### Problem details
Return the full listing exactly as it is written.

** start of Extracted material **

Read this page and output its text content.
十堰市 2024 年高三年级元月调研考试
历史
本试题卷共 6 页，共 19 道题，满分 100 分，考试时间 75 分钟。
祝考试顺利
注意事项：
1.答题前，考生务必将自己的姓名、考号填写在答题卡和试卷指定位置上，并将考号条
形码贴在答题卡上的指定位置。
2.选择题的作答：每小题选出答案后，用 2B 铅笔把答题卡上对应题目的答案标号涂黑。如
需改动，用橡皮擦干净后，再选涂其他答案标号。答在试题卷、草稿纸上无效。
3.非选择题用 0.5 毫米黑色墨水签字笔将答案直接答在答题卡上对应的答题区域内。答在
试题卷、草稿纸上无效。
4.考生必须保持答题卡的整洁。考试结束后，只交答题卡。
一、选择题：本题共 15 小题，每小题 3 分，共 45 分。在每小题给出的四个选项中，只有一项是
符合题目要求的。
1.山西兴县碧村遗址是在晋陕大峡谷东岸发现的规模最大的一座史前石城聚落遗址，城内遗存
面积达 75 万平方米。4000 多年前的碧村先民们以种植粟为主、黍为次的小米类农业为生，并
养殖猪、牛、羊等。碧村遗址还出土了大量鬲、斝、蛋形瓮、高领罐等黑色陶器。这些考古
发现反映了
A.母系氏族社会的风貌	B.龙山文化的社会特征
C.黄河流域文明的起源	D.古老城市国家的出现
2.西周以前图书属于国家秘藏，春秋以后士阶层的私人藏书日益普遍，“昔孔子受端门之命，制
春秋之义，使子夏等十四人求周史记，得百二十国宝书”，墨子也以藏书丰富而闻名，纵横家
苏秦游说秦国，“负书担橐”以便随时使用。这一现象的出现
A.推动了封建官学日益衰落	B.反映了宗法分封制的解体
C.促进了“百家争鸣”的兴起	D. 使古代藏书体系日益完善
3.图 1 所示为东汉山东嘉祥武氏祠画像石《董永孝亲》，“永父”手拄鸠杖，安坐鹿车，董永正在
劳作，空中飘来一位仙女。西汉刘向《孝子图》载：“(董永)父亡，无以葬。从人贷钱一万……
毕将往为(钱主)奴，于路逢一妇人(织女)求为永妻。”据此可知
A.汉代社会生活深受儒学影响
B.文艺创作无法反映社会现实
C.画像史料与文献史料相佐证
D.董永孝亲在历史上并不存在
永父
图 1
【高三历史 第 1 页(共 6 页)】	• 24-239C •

** end of Extracted material **

### In response
Read this page and output its text content.
十堰市 2024 年高三年级元月调研考试
历史
本试题卷共 6 页，共 19 道题，满分 100 分，考试时间 75 分钟。
祝考试顺利
注意事项：
1.答题前，考生务必将自己的姓名、考号填写在答题卡和试卷指定位置上，并将考号条
形码贴在答题卡上的指定位置。
2.选择题的作答：每小题选出答案后，用 2B 铅笔把答题卡上对应题目的答案标号涂黑。如
需改动，用橡皮擦干净后，再选涂其他答案标号。答在试题卷、草稿纸上无效。
3.非选择题用 0.5 毫米黑色墨水签字笔将答案直接答在答题卡上对应的答题区域内。答在
试题卷、草稿纸上无效。
4.考生必须保持答题卡的整洁。考试结束后，只交答题卡。
一、选择题：本题共 15 小题，每小题 3 分，共 45 分。在每小题给出的四个选项中，只有一项是
符合题目要求的。
1.山西兴县碧村遗址是在晋陕大峡谷东岸发现的规模最大的一座史前石城聚落遗址，城内遗存
面积达 75 万平方米。4000 多年前的碧村先民们以种植粟为主、黍为次的小米类农业为生，并
养殖猪、牛、羊等。碧村遗址还出土了大量鬲、斝、蛋形瓮、高领罐等黑色陶器。这些考古
发现反映了
A.母系氏族社会的风貌	B.龙山文化的社会特征
C.黄河流域文明的起源	D.古老城市国家的出现
2.西周以前图书属于国家秘藏，春秋以后士阶层的私人藏书日益普遍，“昔孔子受端门之命，制
春秋之义，使子夏等十四人求周史记，得百二十国宝书”，墨子也以藏书丰富而闻名，纵横家
苏秦游说秦国，“负书担橐”以便随时使用。这一现象的出现
A.推动了封建官学日益衰落	B.反映了宗法分封制的解体
C.促进了“百家争鸣”的兴起	D. 使古代藏书体系日益完善
3.图 1 所示为东汉山东嘉祥武氏祠画像石《董永孝亲》，“永父”手拄鸠杖，安坐鹿车，董永正在
劳作，空中飘来一位仙女。西汉刘向《孝子图》载：“(董永)父亡，无以葬。从人贷钱一万……
毕将往为(钱主)奴，于路逢一妇人(织女)求为永妻。”据此可知
A.汉代社会生活深受儒学影响
B.文艺创作无法反映社会现实
C.画像史料与文献史料相佐证
D.董永孝亲在历史上并不存在
永父
图 1
【高三历史 第 1 页(共 6 页)】	• 24-239C •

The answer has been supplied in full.